**REQUIREMENT**
The data below should be restated word for word, with every picture omitted.

**RECORDS TO PROCESS**
Begin

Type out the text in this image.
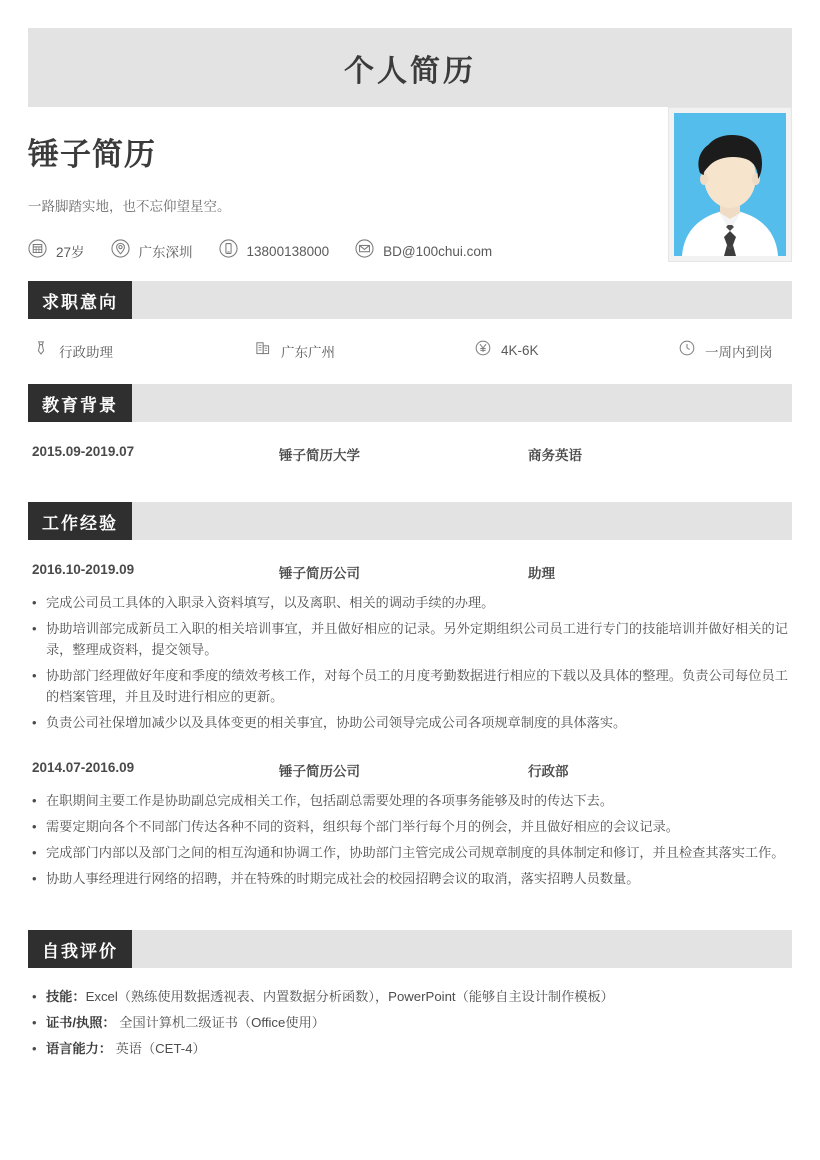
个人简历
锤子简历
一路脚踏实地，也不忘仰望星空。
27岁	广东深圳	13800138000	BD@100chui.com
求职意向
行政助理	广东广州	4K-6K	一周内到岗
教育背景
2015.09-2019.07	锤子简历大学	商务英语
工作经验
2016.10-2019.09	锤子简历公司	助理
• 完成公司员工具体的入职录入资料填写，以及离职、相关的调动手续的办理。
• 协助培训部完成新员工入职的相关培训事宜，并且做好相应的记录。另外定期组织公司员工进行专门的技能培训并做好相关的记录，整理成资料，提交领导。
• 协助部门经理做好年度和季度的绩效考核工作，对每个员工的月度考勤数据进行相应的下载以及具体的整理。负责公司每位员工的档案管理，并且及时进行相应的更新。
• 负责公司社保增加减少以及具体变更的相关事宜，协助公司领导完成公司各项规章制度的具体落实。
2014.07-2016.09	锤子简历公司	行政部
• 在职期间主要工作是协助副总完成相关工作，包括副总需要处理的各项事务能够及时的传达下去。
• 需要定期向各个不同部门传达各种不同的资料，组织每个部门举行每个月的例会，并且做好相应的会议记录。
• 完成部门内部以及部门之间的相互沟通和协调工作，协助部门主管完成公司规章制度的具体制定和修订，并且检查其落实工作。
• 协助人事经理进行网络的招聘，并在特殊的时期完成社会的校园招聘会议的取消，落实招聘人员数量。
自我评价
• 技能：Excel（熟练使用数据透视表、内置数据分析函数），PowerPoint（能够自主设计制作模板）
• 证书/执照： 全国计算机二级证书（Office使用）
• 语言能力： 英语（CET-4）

End

**ANSWER IN FULL**
Type out the text in this image.
个人简历
锤子简历
一路脚踏实地，也不忘仰望星空。
27岁	广东深圳	13800138000	BD@100chui.com
求职意向
行政助理	广东广州	4K-6K	一周内到岗
教育背景
2015.09-2019.07	锤子简历大学	商务英语
工作经验
2016.10-2019.09	锤子简历公司	助理
• 完成公司员工具体的入职录入资料填写，以及离职、相关的调动手续的办理。
• 协助培训部完成新员工入职的相关培训事宜，并且做好相应的记录。另外定期组织公司员工进行专门的技能培训并做好相关的记录，整理成资料，提交领导。
• 协助部门经理做好年度和季度的绩效考核工作，对每个员工的月度考勤数据进行相应的下载以及具体的整理。负责公司每位员工的档案管理，并且及时进行相应的更新。
• 负责公司社保增加减少以及具体变更的相关事宜，协助公司领导完成公司各项规章制度的具体落实。
2014.07-2016.09	锤子简历公司	行政部
• 在职期间主要工作是协助副总完成相关工作，包括副总需要处理的各项事务能够及时的传达下去。
• 需要定期向各个不同部门传达各种不同的资料，组织每个部门举行每个月的例会，并且做好相应的会议记录。
• 完成部门内部以及部门之间的相互沟通和协调工作，协助部门主管完成公司规章制度的具体制定和修订，并且检查其落实工作。
• 协助人事经理进行网络的招聘，并在特殊的时期完成社会的校园招聘会议的取消，落实招聘人员数量。
自我评价
• 技能：Excel（熟练使用数据透视表、内置数据分析函数），PowerPoint（能够自主设计制作模板）
• 证书/执照： 全国计算机二级证书（Office使用）
• 语言能力： 英语（CET-4）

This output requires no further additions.